━━ Supplied data ━━

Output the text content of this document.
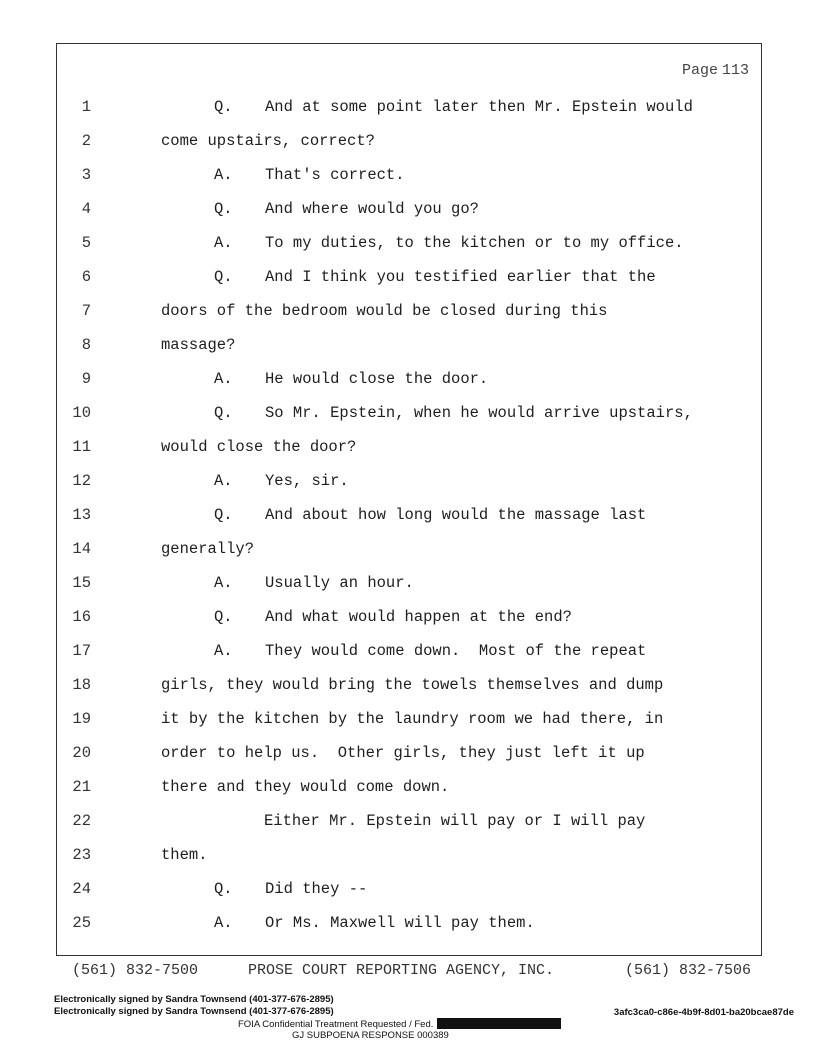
Page 113
1	Q. And at some point later then Mr. Epstein would
2	come upstairs, correct?
3	A. That's correct.
4	Q. And where would you go?
5	A. To my duties, to the kitchen or to my office.
6	Q. And I think you testified earlier that the
7	doors of the bedroom would be closed during this
8	massage?
9	A. He would close the door.
10	Q. So Mr. Epstein, when he would arrive upstairs,
11	would close the door?
12	A. Yes, sir.
13	Q. And about how long would the massage last
14	generally?
15	A. Usually an hour.
16	Q. And what would happen at the end?
17	A. They would come down.  Most of the repeat
18	girls, they would bring the towels themselves and dump
19	it by the kitchen by the laundry room we had there, in
20	order to help us.  Other girls, they just left it up
21	there and they would come down.
22	Either Mr. Epstein will pay or I will pay
23	them.
24	Q. Did they --
25	A. Or Ms. Maxwell will pay them.
(561) 832-7500	PROSE COURT REPORTING AGENCY, INC.	(561) 832-7506
Electronically signed by Sandra Townsend (401-377-676-2895)
Electronically signed by Sandra Townsend (401-377-676-2895)	3afc3ca0-c86e-4b9f-8d01-ba20bcae87de
FOIA Confidential Treatment Requested / Fed.
GJ SUBPOENA RESPONSE 000389
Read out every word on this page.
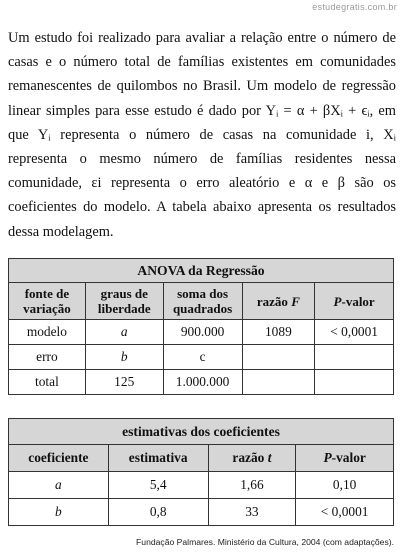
estudegratis.com.br
Um estudo foi realizado para avaliar a relação entre o número de
casas e o número total de famílias existentes em comunidades
remanescentes de quilombos no Brasil. Um modelo de regressão
linear simples para esse estudo é dado por Yᵢ = α + βXᵢ + ϵᵢ, em
que Yᵢ representa o número de casas na comunidade i, Xᵢ
representa o mesmo número de famílias residentes nessa
comunidade, εi representa o erro aleatório e α e β são os
coeficientes do modelo. A tabela abaixo apresenta os resultados
dessa modelagem.
ANOVA da Regressão				
fonte de variação	graus de liberdade	soma dos quadrados	razão F	P-valor
modelo	a	900.000	1089	< 0,0001
erro	b	c		
total	125	1.000.000		
estimativas dos coeficientes			
coeficiente	estimativa	razão t	P-valor
a	5,4	1,66	0,10
b	0,8	33	< 0,0001
Fundação Palmares. Ministério da Cultura, 2004 (com adaptações).
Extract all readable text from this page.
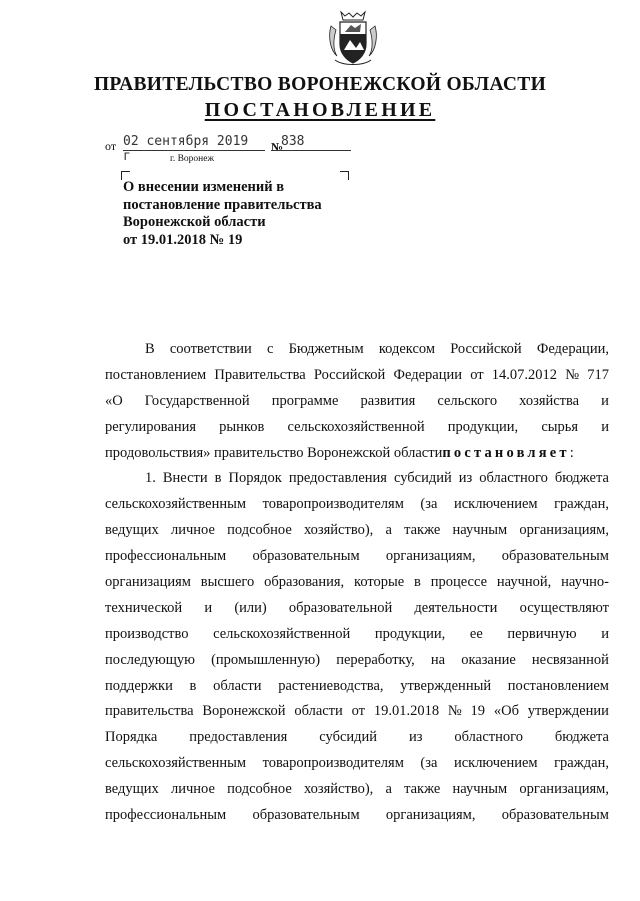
ПРАВИТЕЛЬСТВО ВОРОНЕЖСКОЙ ОБЛАСТИ
ПОСТАНОВЛЕНИЕ
от 02 сентября 2019 г
№
838
г. Воронеж
О внесении изменений в
постановление правительства
Воронежской области
от 19.01.2018 № 19
В соответствии с Бюджетным кодексом Российской Федерации,
постановлением Правительства Российской Федерации от 14.07.2012 № 717
«О Государственной программе развития сельского хозяйства и
регулирования рынков сельскохозяйственной продукции, сырья и
продовольствия» правительство Воронежской области постановляет :
1. Внести в Порядок предоставления субсидий из областного бюджета
сельскохозяйственным товаропроизводителям (за исключением граждан,
ведущих личное подсобное хозяйство), а также научным организациям,
профессиональным образовательным организациям, образовательным
организациям высшего образования, которые в процессе научной, научно-
технической и (или) образовательной деятельности осуществляют
производство сельскохозяйственной продукции, ее первичную и
последующую (промышленную) переработку, на оказание несвязанной
поддержки в области растениеводства, утвержденный постановлением
правительства Воронежской области от 19.01.2018 № 19 «Об утверждении
Порядка предоставления субсидий из областного бюджета
сельскохозяйственным товаропроизводителям (за исключением граждан,
ведущих личное подсобное хозяйство), а также научным организациям,
профессиональным образовательным организациям, образовательным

━━━

Goal => Return each line with "областного".

Task solution =>
1. Внести в Порядок предоставления субсидий из областного бюджета
Порядка предоставления субсидий из областного бюджета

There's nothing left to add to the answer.